**Task instructions:** Recast the lines of the records between the line holding "test-flow-label: Probar flujo" and the line holding "crm-action-node[interactable]: CRM Nodo", inclusive, as a Markdown table with the columns "No." and "Line", giving each line a row number and skipping blank lines.

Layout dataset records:
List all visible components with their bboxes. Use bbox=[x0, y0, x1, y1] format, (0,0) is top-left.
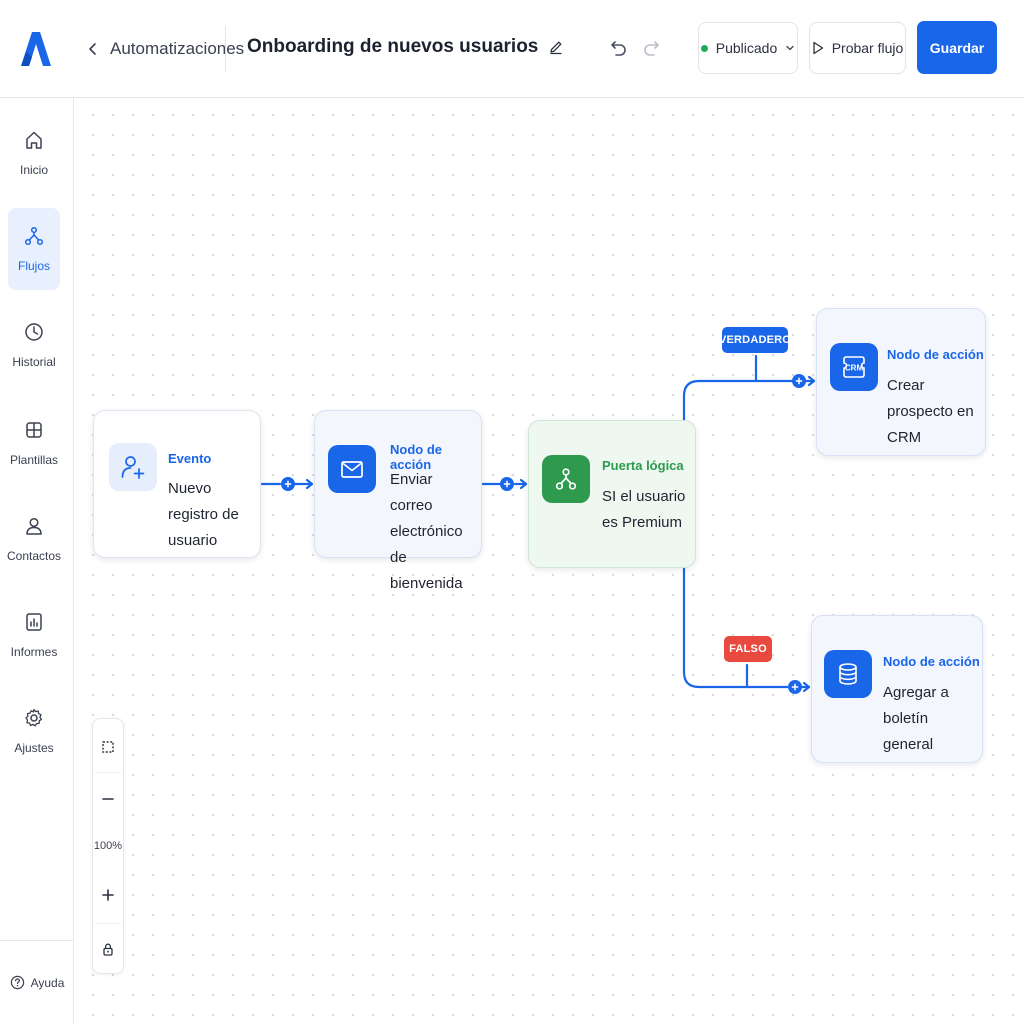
test-flow-label: Probar flujo bbox=[831, 40, 904, 56]
flow-title-container: Onboarding de nuevos usuarios bbox=[247, 36, 564, 58]
node-description: Agregar a boletín general bbox=[883, 684, 949, 753]
sidebar-item-label: Flujos bbox=[17, 259, 50, 273]
branch-true-tag: VERDADERO bbox=[719, 327, 791, 353]
zoom-in-button[interactable] bbox=[93, 875, 123, 915]
back-link[interactable]: Automatizaciones bbox=[86, 36, 244, 62]
help-link[interactable]: Ayuda bbox=[0, 940, 74, 1024]
sidebar-item-ajustes[interactable]: Ajustes bbox=[8, 690, 60, 772]
help-label: Ayuda bbox=[30, 975, 65, 990]
redo-icon[interactable] bbox=[640, 37, 662, 59]
plus-icon bbox=[791, 683, 799, 691]
newsletter-action-node[interactable]: Nodo de acción Agregar a boletín general bbox=[811, 615, 983, 763]
chevron-down-icon bbox=[786, 45, 794, 51]
node-kind-label: Nodo de acción bbox=[883, 654, 980, 669]
selection-icon bbox=[102, 741, 114, 753]
node-kind-label: Nodo de acción bbox=[887, 347, 984, 362]
crm-icon-text: CRM bbox=[845, 364, 864, 373]
gear-icon bbox=[25, 708, 43, 727]
plus-icon bbox=[102, 889, 114, 901]
lock-icon bbox=[103, 943, 113, 956]
sidebar: Inicio Flujos Historial Plantillas Conta… bbox=[0, 98, 74, 1024]
sidebar-item-label: Informes bbox=[10, 645, 58, 659]
add-step-button[interactable] bbox=[792, 374, 806, 388]
branch-false-tag: FALSO bbox=[724, 636, 772, 662]
save-button[interactable]: Guardar bbox=[917, 21, 997, 74]
node-kind-label: Evento bbox=[168, 451, 212, 466]
status-label: Publicado bbox=[715, 40, 778, 56]
node-description: Crear prospecto en CRM bbox=[887, 377, 974, 446]
crm-icon-box: CRM bbox=[830, 343, 878, 391]
sidebar-item-contactos[interactable]: Contactos bbox=[6, 498, 62, 580]
plus-icon bbox=[795, 377, 803, 385]
fit-view-button[interactable] bbox=[93, 727, 123, 767]
sidebar-item-label: Contactos bbox=[6, 549, 62, 563]
undo-icon[interactable] bbox=[608, 37, 630, 59]
database-icon bbox=[839, 663, 857, 685]
flows-icon bbox=[24, 226, 44, 246]
crm-action-node[interactable]: CRM Nodo de acción Crear prospecto en CR… bbox=[816, 308, 986, 456]
node-description: SI el usuario es Premium bbox=[602, 488, 686, 531]
sidebar-item-plantillas[interactable]: Plantillas bbox=[8, 402, 60, 484]
sidebar-item-informes[interactable]: Informes bbox=[8, 594, 60, 676]
minus-icon bbox=[102, 798, 114, 800]
add-step-button[interactable] bbox=[788, 680, 802, 694]
crm-icon: CRM bbox=[843, 356, 865, 378]
mail-icon bbox=[341, 461, 363, 478]
test-flow-button[interactable]: Probar flujo bbox=[809, 22, 906, 74]
add-step-button[interactable] bbox=[500, 477, 514, 491]
chevron-left-icon bbox=[89, 43, 96, 55]
logic-icon-box bbox=[542, 455, 590, 503]
sidebar-item-label: Plantillas bbox=[9, 453, 59, 467]
newsletter-icon-box bbox=[824, 650, 872, 698]
logic-gate-node[interactable]: Puerta lógica SI el usuario es Premium bbox=[528, 420, 696, 568]
divider bbox=[95, 923, 121, 924]
pencil-icon[interactable] bbox=[548, 39, 564, 55]
sidebar-item-inicio[interactable]: Inicio bbox=[8, 112, 60, 194]
sidebar-item-label: Ajustes bbox=[14, 741, 54, 755]
zoom-level: 100% bbox=[93, 840, 123, 852]
status-dropdown[interactable]: Publicado bbox=[698, 22, 798, 74]
chart-icon bbox=[26, 613, 42, 631]
user-icon bbox=[26, 517, 42, 535]
event-node[interactable]: Evento Nuevo registro de usuario bbox=[93, 410, 261, 558]
add-step-button[interactable] bbox=[281, 477, 295, 491]
sidebar-item-label: Historial bbox=[12, 355, 56, 369]
sidebar-item-flujos[interactable]: Flujos bbox=[8, 208, 60, 290]
user-plus-icon bbox=[121, 456, 145, 479]
top-bar: Automatizaciones Onboarding de nuevos us… bbox=[0, 0, 1024, 98]
page-title: Onboarding de nuevos usuarios bbox=[247, 36, 539, 57]
divider bbox=[225, 26, 226, 72]
node-description: Enviar correo electrónico de bienvenida bbox=[390, 471, 463, 592]
templates-icon bbox=[26, 422, 42, 438]
home-icon bbox=[26, 131, 42, 149]
node-description: Nuevo registro de usuario bbox=[168, 480, 239, 549]
play-icon bbox=[813, 41, 823, 55]
branch-icon bbox=[555, 468, 577, 490]
lock-canvas-button[interactable] bbox=[93, 929, 123, 969]
email-icon-box bbox=[328, 445, 376, 493]
plus-icon bbox=[284, 480, 292, 488]
event-icon-box bbox=[109, 443, 157, 491]
sidebar-item-label: Inicio bbox=[19, 163, 48, 177]
help-icon bbox=[10, 975, 24, 990]
status-dot bbox=[700, 44, 708, 52]
node-kind-label: Puerta lógica bbox=[602, 458, 684, 473]
zoom-out-button[interactable] bbox=[93, 779, 123, 819]
zoom-controls: 100% bbox=[92, 718, 124, 974]
sidebar-item-historial[interactable]: Historial bbox=[8, 304, 60, 386]
email-action-node[interactable]: Nodo de acción Enviar correo electrónico… bbox=[314, 410, 482, 592]
divider bbox=[95, 772, 121, 773]
plus-icon bbox=[503, 480, 511, 488]
app-logo[interactable] bbox=[18, 30, 52, 68]
clock-icon bbox=[25, 323, 43, 341]
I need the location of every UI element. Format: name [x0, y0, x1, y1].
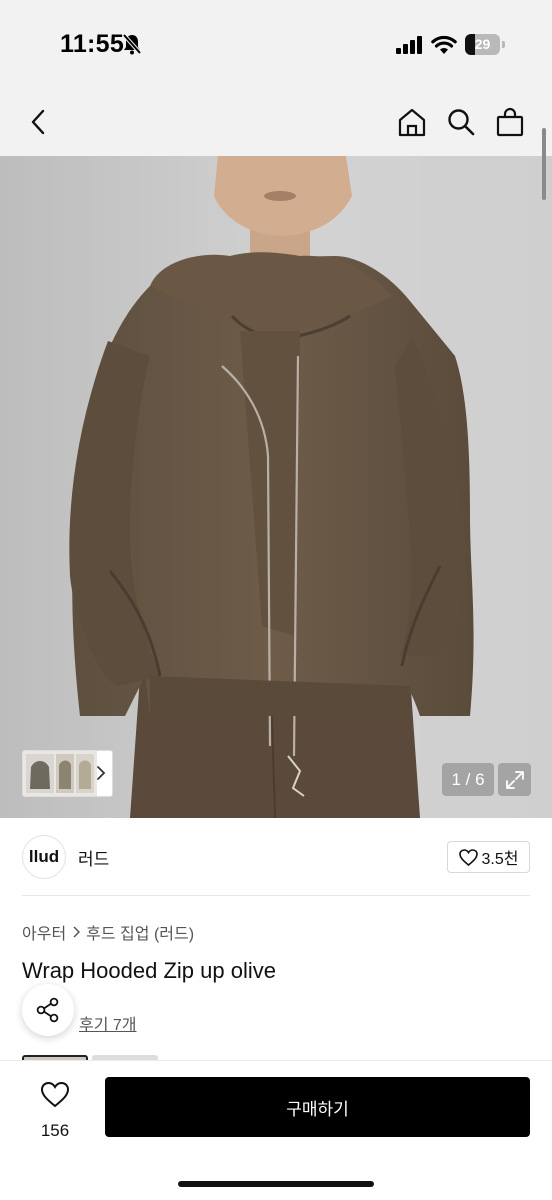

**Answer to this exercise:**
| No. | Line |
|---|---|
| 1 | test-flow-label: Probar flujo bbox=[831, 40, 904, 56] |
| 2 | flow-title-container: Onboarding de nuevos usuarios bbox=[247, 36, 564, 58] |
| 3 | node-description: Agregar a boletín general bbox=[883, 684, 949, 753] |
| 4 | sidebar-item-label: Flujos bbox=[17, 259, 50, 273] |
| 5 | branch-true-tag: VERDADERO bbox=[719, 327, 791, 353] |
| 6 | zoom-in-button[interactable] bbox=[93, 875, 123, 915] |
| 7 | back-link[interactable]: Automatizaciones bbox=[86, 36, 244, 62] |
| 8 | help-link[interactable]: Ayuda bbox=[0, 940, 74, 1024] |
| 9 | sidebar-item-ajustes[interactable]: Ajustes bbox=[8, 690, 60, 772] |
| 10 | help-label: Ayuda bbox=[30, 975, 65, 990] |
| 11 | redo-icon[interactable] bbox=[640, 37, 662, 59] |
| 12 | plus-icon bbox=[791, 683, 799, 691] |
| 13 | newsletter-action-node[interactable]: Nodo de acción Agregar a boletín general bbox=[811, 615, 983, 763] |
| 14 | chevron-down-icon bbox=[786, 45, 794, 51] |
| 15 | node-kind-label: Nodo de acción bbox=[883, 654, 980, 669] |
| 16 | selection-icon bbox=[102, 741, 114, 753] |
| 17 | node-kind-label: Nodo de acción bbox=[887, 347, 984, 362] |
| 18 | crm-icon-text: CRM bbox=[845, 364, 864, 373] |
| 19 | gear-icon bbox=[25, 708, 43, 727] |
| 20 | plus-icon bbox=[102, 889, 114, 901] |
| 21 | lock-icon bbox=[103, 943, 113, 956] |
| 22 | sidebar: Inicio Flujos Historial Plantillas Conta… bbox=[0, 98, 74, 1024] |
| 23 | sidebar-item-label: Informes bbox=[10, 645, 58, 659] |
| 24 | add-step-button[interactable] bbox=[792, 374, 806, 388] |
| 25 | branch-false-tag: FALSO bbox=[724, 636, 772, 662] |
| 26 | save-button[interactable]: Guardar bbox=[917, 21, 997, 74] |
| 27 | node-kind-label: Evento bbox=[168, 451, 212, 466] |
| 28 | status-label: Publicado bbox=[715, 40, 778, 56] |
| 29 | node-description: Crear prospecto en CRM bbox=[887, 377, 974, 446] |
| 30 | crm-icon-box: CRM bbox=[830, 343, 878, 391] |
| 31 | sidebar-item-contactos[interactable]: Contactos bbox=[6, 498, 62, 580] |
| 32 | plus-icon bbox=[795, 377, 803, 385] |
| 33 | fit-view-button[interactable] bbox=[93, 727, 123, 767] |
| 34 | sidebar-item-label: Contactos bbox=[6, 549, 62, 563] |
| 35 | undo-icon[interactable] bbox=[608, 37, 630, 59] |
| 36 | database-icon bbox=[839, 663, 857, 685] |
| 37 | flows-icon bbox=[24, 226, 44, 246] |
| 38 | crm-action-node[interactable]: CRM Nodo de acción Crear prospecto en CR… bbox=[816, 308, 986, 456] |